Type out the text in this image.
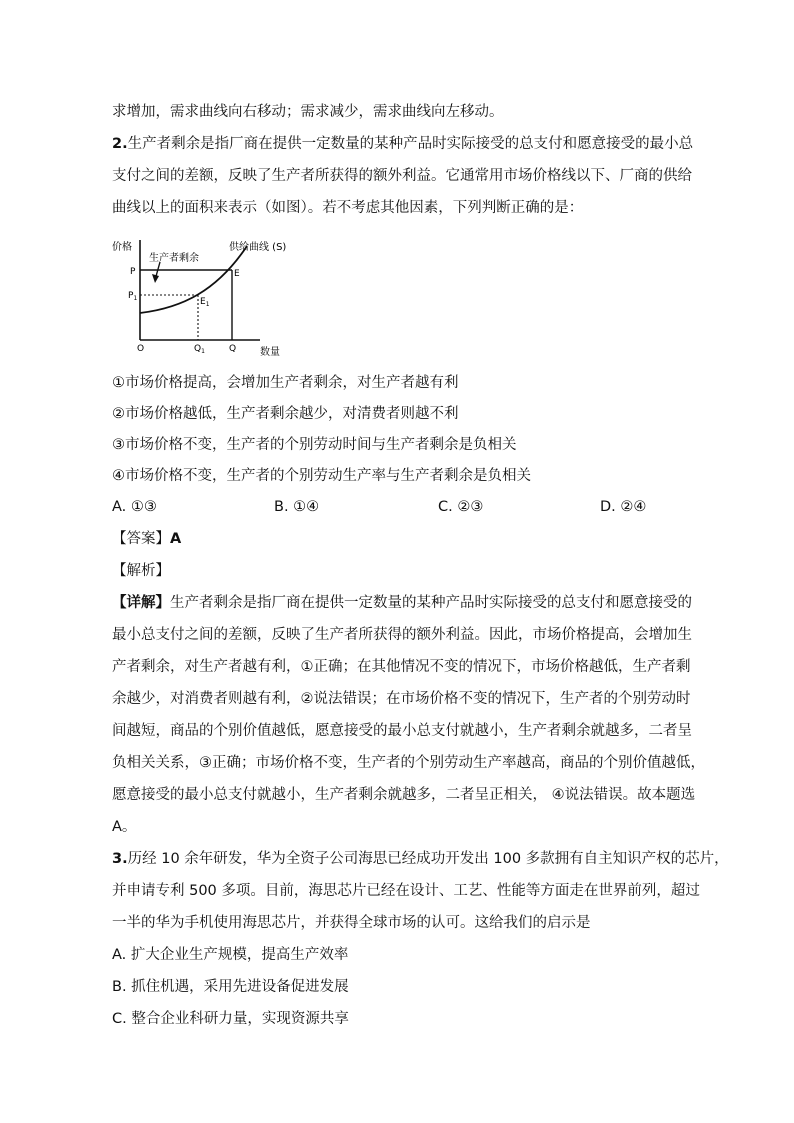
求增加，需求曲线向右移动；需求减少，需求曲线向左移动。
2.生产者剩余是指厂商在提供一定数量的某种产品时实际接受的总支付和愿意接受的最小总
支付之间的差额，反映了生产者所获得的额外利益。它通常用市场价格线以下、厂商的供给
曲线以上的面积来表示（如图）。若不考虑其他因素，下列判断正确的是：
价格
生产者剩余
供给曲线 (S)
P
$P_1$
E
$E_1$
O	$Q_1$	Q 数量
①市场价格提高，会增加生产者剩余，对生产者越有利
②市场价格越低，生产者剩余越少，对清费者则越不利
③市场价格不变，生产者的个别劳动时间与生产者剩余是负相关
④市场价格不变，生产者的个别劳动生产率与生产者剩余是负相关
A. ①③	B. ①④	C. ②③	D. ②④
【答案】A
【解析】
【详解】生产者剩余是指厂商在提供一定数量的某种产品时实际接受的总支付和愿意接受的
最小总支付之间的差额，反映了生产者所获得的额外利益。因此，市场价格提高，会增加生
产者剩余，对生产者越有利，①正确；在其他情况不变的情况下，市场价格越低，生产者剩
余越少，对消费者则越有利，②说法错误；在市场价格不变的情况下，生产者的个别劳动时
间越短，商品的个别价值越低，愿意接受的最小总支付就越小，生产者剩余就越多，二者呈
负相关关系，③正确；市场价格不变，生产者的个别劳动生产率越高，商品的个别价值越低，
愿意接受的最小总支付就越小，生产者剩余就越多，二者呈正相关， ④说法错误。故本题选
A。
3.历经 10 余年研发，华为全资子公司海思已经成功开发出 100 多款拥有自主知识产权的芯片，
并申请专利 500 多项。目前，海思芯片已经在设计、工艺、性能等方面走在世界前列，超过
一半的华为手机使用海思芯片，并获得全球市场的认可。这给我们的启示是
A. 扩大企业生产规模，提高生产效率
B. 抓住机遇，采用先进设备促进发展
C. 整合企业科研力量，实现资源共享
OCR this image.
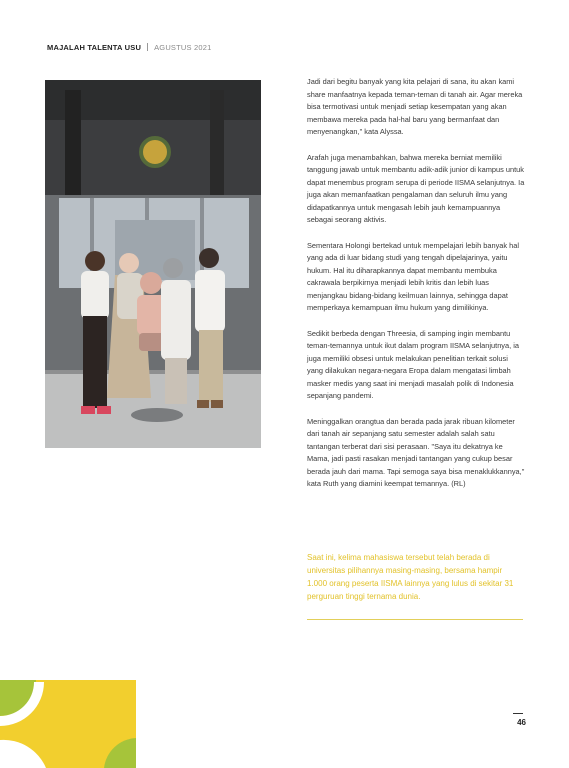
MAJALAH TALENTA USU AGUSTUS 2021

Jadi dari begitu banyak yang kita pelajari di sana, itu akan kami share manfaatnya kepada teman-teman di tanah air. Agar mereka bisa termotivasi untuk menjadi setiap kesempatan yang akan membawa mereka pada hal-hal baru yang bermanfaat dan menyenangkan," kata Alyssa.

Arafah juga menambahkan, bahwa mereka berniat memiliki tanggung jawab untuk membantu adik-adik junior di kampus untuk dapat menembus program serupa di periode IISMA selanjutnya. Ia juga akan memanfaatkan pengalaman dan seluruh ilmu yang didapatkannya untuk mengasah lebih jauh kemampuannya sebagai seorang aktivis.

Sementara Holongi bertekad untuk mempelajari lebih banyak hal yang ada di luar bidang studi yang tengah dipelajarinya, yaitu hukum. Hal itu diharapkannya dapat membantu membuka cakrawala berpikirnya menjadi lebih kritis dan lebih luas menjangkau bidang-bidang keilmuan lainnya, sehingga dapat memperkaya kemampuan ilmu hukum yang dimilikinya.

Sedikit berbeda dengan Threesia, di samping ingin membantu teman-temannya untuk ikut dalam program IISMA selanjutnya, ia juga memiliki obsesi untuk melakukan penelitian terkait solusi yang dilakukan negara-negara Eropa dalam mengatasi limbah masker medis yang saat ini menjadi masalah polik di Indonesia sepanjang pandemi.

Meninggalkan orangtua dan berada pada jarak ribuan kilometer dari tanah air sepanjang satu semester adalah salah satu tantangan terberat dari sisi perasaan. "Saya itu dekatnya ke Mama, jadi pasti rasakan menjadi tantangan yang cukup besar berada jauh dari mama. Tapi semoga saya bisa menaklukkannya," kata Ruth yang diamini keempat temannya. (RL)

Saat ini, kelima mahasiswa tersebut telah berada di universitas pilihannya masing-masing, bersama hampir 1.000 orang peserta IISMA lainnya yang lulus di sekitar 31 perguruan tinggi ternama dunia.
46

- Stated goal -
From the entries above, output every line exactly and omit any image.

- Result below -
Type out the text in this image.
求增加，需求曲线向右移动；需求减少，需求曲线向左移动。
2.生产者剩余是指厂商在提供一定数量的某种产品时实际接受的总支付和愿意接受的最小总
支付之间的差额，反映了生产者所获得的额外利益。它通常用市场价格线以下、厂商的供给
曲线以上的面积来表示（如图）。若不考虑其他因素，下列判断正确的是：
价格
生产者剩余
供给曲线 (S)
P
$P_1$
E
$E_1$
O	$Q_1$	Q 数量
①市场价格提高，会增加生产者剩余，对生产者越有利
②市场价格越低，生产者剩余越少，对清费者则越不利
③市场价格不变，生产者的个别劳动时间与生产者剩余是负相关
④市场价格不变，生产者的个别劳动生产率与生产者剩余是负相关
A. ①③	B. ①④	C. ②③	D. ②④
【答案】A
【解析】
【详解】生产者剩余是指厂商在提供一定数量的某种产品时实际接受的总支付和愿意接受的
最小总支付之间的差额，反映了生产者所获得的额外利益。因此，市场价格提高，会增加生
产者剩余，对生产者越有利，①正确；在其他情况不变的情况下，市场价格越低，生产者剩
余越少，对消费者则越有利，②说法错误；在市场价格不变的情况下，生产者的个别劳动时
间越短，商品的个别价值越低，愿意接受的最小总支付就越小，生产者剩余就越多，二者呈
负相关关系，③正确；市场价格不变，生产者的个别劳动生产率越高，商品的个别价值越低，
愿意接受的最小总支付就越小，生产者剩余就越多，二者呈正相关， ④说法错误。故本题选
A。
3.历经 10 余年研发，华为全资子公司海思已经成功开发出 100 多款拥有自主知识产权的芯片，
并申请专利 500 多项。目前，海思芯片已经在设计、工艺、性能等方面走在世界前列，超过
一半的华为手机使用海思芯片，并获得全球市场的认可。这给我们的启示是
A. 扩大企业生产规模，提高生产效率
B. 抓住机遇，采用先进设备促进发展
C. 整合企业科研力量，实现资源共享
OCR this image.
MAJALAH TALENTA USU AGUSTUS 2021

Jadi dari begitu banyak yang kita pelajari di sana, itu akan kami share manfaatnya kepada teman-teman di tanah air. Agar mereka bisa termotivasi untuk menjadi setiap kesempatan yang akan membawa mereka pada hal-hal baru yang bermanfaat dan menyenangkan," kata Alyssa.

Arafah juga menambahkan, bahwa mereka berniat memiliki tanggung jawab untuk membantu adik-adik junior di kampus untuk dapat menembus program serupa di periode IISMA selanjutnya. Ia juga akan memanfaatkan pengalaman dan seluruh ilmu yang didapatkannya untuk mengasah lebih jauh kemampuannya sebagai seorang aktivis.

Sementara Holongi bertekad untuk mempelajari lebih banyak hal yang ada di luar bidang studi yang tengah dipelajarinya, yaitu hukum. Hal itu diharapkannya dapat membantu membuka cakrawala berpikirnya menjadi lebih kritis dan lebih luas menjangkau bidang-bidang keilmuan lainnya, sehingga dapat memperkaya kemampuan ilmu hukum yang dimilikinya.

Sedikit berbeda dengan Threesia, di samping ingin membantu teman-temannya untuk ikut dalam program IISMA selanjutnya, ia juga memiliki obsesi untuk melakukan penelitian terkait solusi yang dilakukan negara-negara Eropa dalam mengatasi limbah masker medis yang saat ini menjadi masalah polik di Indonesia sepanjang pandemi.

Meninggalkan orangtua dan berada pada jarak ribuan kilometer dari tanah air sepanjang satu semester adalah salah satu tantangan terberat dari sisi perasaan. "Saya itu dekatnya ke Mama, jadi pasti rasakan menjadi tantangan yang cukup besar berada jauh dari mama. Tapi semoga saya bisa menaklukkannya," kata Ruth yang diamini keempat temannya. (RL)

Saat ini, kelima mahasiswa tersebut telah berada di universitas pilihannya masing-masing, bersama hampir 1.000 orang peserta IISMA lainnya yang lulus di sekitar 31 perguruan tinggi ternama dunia.
46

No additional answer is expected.